— BEGIN Dataset records —

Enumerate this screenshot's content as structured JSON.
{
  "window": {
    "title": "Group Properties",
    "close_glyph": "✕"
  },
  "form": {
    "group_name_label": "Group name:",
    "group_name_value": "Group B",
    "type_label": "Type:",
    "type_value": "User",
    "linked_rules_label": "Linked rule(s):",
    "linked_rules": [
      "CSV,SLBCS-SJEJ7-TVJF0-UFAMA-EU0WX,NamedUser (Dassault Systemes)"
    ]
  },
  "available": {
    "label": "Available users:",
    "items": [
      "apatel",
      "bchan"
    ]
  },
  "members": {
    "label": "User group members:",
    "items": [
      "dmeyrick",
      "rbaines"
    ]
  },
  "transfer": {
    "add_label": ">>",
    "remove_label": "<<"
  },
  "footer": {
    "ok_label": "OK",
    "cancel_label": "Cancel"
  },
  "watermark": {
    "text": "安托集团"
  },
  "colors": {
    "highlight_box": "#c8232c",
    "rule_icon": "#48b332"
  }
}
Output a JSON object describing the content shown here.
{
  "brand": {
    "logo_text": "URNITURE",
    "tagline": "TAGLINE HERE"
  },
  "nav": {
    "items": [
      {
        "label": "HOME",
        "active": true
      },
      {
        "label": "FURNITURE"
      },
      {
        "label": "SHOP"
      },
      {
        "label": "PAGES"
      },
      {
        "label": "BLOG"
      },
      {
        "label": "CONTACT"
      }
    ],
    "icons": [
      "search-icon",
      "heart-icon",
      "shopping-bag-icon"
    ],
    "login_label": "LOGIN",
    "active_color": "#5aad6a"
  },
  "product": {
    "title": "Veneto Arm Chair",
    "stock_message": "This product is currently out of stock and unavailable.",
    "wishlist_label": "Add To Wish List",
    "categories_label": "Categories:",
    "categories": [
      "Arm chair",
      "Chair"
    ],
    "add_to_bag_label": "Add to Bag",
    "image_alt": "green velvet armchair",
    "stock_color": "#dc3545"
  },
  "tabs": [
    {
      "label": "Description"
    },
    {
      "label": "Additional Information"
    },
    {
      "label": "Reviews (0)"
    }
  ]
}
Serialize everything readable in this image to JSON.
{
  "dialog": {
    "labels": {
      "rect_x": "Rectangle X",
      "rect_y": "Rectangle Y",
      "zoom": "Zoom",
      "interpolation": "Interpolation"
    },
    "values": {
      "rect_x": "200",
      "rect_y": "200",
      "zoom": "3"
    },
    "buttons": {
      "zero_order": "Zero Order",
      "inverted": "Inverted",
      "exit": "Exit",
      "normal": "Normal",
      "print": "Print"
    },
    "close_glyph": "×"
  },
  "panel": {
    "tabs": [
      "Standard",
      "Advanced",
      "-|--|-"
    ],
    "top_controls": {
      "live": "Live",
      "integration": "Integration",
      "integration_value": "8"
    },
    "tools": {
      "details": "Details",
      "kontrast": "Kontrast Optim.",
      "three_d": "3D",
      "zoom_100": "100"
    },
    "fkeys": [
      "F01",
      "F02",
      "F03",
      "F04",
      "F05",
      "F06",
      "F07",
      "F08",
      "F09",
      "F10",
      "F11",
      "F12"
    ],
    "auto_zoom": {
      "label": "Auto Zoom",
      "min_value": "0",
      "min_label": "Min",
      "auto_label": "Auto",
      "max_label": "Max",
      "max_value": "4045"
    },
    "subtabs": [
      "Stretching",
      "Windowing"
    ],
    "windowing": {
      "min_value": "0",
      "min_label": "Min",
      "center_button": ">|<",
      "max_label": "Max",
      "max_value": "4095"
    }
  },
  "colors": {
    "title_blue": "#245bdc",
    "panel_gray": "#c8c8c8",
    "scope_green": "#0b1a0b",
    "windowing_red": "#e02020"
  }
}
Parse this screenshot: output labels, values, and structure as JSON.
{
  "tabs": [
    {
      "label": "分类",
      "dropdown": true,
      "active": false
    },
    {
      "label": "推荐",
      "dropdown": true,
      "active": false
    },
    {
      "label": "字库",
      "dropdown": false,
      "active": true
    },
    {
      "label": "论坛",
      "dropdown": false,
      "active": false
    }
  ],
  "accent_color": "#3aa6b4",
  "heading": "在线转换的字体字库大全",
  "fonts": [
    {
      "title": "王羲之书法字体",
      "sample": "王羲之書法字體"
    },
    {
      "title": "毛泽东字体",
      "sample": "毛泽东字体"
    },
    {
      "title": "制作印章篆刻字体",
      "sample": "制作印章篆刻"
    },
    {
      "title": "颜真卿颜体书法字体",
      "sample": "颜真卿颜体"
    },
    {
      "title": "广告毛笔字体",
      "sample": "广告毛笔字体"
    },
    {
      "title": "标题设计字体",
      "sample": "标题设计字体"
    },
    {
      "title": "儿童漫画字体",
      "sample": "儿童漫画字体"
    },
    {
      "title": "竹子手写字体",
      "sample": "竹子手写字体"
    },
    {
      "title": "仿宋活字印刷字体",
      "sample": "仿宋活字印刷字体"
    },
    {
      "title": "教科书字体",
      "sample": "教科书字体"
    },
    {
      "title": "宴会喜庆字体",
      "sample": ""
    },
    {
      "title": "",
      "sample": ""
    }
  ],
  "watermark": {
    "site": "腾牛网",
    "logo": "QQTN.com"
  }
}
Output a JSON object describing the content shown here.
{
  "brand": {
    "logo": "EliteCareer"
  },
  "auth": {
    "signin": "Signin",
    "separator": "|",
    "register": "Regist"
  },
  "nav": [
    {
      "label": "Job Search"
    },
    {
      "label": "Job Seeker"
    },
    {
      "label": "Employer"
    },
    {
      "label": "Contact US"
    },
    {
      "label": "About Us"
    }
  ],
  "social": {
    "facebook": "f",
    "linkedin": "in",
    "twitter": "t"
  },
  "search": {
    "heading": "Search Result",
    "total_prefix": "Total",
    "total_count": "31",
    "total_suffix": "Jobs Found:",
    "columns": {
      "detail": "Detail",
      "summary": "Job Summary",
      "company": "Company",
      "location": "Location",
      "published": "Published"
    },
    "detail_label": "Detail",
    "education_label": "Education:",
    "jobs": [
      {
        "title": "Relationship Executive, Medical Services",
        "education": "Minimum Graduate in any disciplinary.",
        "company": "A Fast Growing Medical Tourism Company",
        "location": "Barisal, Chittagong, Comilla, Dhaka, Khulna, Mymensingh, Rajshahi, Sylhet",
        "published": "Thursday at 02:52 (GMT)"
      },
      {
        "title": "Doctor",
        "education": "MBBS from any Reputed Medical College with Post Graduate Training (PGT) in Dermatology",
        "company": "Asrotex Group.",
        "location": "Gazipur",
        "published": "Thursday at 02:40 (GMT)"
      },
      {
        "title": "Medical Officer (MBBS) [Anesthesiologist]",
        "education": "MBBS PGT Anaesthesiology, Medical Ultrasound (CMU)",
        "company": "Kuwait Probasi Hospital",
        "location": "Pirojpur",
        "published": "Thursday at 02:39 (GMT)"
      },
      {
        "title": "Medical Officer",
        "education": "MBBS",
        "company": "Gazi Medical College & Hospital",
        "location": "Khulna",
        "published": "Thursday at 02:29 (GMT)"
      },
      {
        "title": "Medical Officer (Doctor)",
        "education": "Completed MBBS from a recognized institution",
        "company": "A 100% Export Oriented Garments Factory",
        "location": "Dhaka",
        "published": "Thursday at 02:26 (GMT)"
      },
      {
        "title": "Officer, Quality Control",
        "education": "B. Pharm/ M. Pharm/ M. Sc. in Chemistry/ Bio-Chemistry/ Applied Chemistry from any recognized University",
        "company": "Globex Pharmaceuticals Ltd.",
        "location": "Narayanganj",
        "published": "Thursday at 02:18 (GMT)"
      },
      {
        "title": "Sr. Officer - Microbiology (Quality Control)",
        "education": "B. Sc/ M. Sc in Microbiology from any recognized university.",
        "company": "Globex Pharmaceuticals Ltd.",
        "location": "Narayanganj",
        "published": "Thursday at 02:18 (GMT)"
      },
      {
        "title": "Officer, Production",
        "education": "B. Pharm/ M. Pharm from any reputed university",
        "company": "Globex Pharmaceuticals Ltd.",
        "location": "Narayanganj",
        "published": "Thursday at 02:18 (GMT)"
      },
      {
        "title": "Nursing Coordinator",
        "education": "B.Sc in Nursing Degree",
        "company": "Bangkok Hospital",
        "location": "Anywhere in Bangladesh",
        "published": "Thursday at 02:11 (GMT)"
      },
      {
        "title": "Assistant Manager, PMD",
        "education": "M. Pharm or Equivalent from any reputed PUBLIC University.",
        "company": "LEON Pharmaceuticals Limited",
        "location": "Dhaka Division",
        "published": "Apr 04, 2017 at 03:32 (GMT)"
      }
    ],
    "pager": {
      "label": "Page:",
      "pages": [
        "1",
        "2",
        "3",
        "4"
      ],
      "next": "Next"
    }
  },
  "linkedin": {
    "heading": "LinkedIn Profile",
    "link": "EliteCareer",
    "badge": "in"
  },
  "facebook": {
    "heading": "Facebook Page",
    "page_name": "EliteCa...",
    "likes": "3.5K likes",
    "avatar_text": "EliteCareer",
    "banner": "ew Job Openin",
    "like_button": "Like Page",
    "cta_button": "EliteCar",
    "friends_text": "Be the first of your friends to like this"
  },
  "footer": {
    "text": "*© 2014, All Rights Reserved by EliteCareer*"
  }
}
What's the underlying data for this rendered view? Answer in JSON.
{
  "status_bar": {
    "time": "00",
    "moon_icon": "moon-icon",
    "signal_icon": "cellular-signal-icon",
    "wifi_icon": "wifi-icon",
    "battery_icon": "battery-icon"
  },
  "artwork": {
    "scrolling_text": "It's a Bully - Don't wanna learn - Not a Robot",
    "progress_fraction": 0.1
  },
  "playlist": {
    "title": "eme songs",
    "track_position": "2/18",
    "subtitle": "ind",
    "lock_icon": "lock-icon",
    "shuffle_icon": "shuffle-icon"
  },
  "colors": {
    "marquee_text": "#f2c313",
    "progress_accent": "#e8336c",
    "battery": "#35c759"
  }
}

— END Dataset records —

• **Required work**
Find the word "JSON" in the entries, and copy every line it shows up in.

• **Correct response**
Enumerate this screenshot's content as structured JSON.
Output a JSON object describing the content shown here.
Serialize everything readable in this image to JSON.
Parse this screenshot: output labels, values, and structure as JSON.
Output a JSON object describing the content shown here.
What's the underlying data for this rendered view? Answer in JSON.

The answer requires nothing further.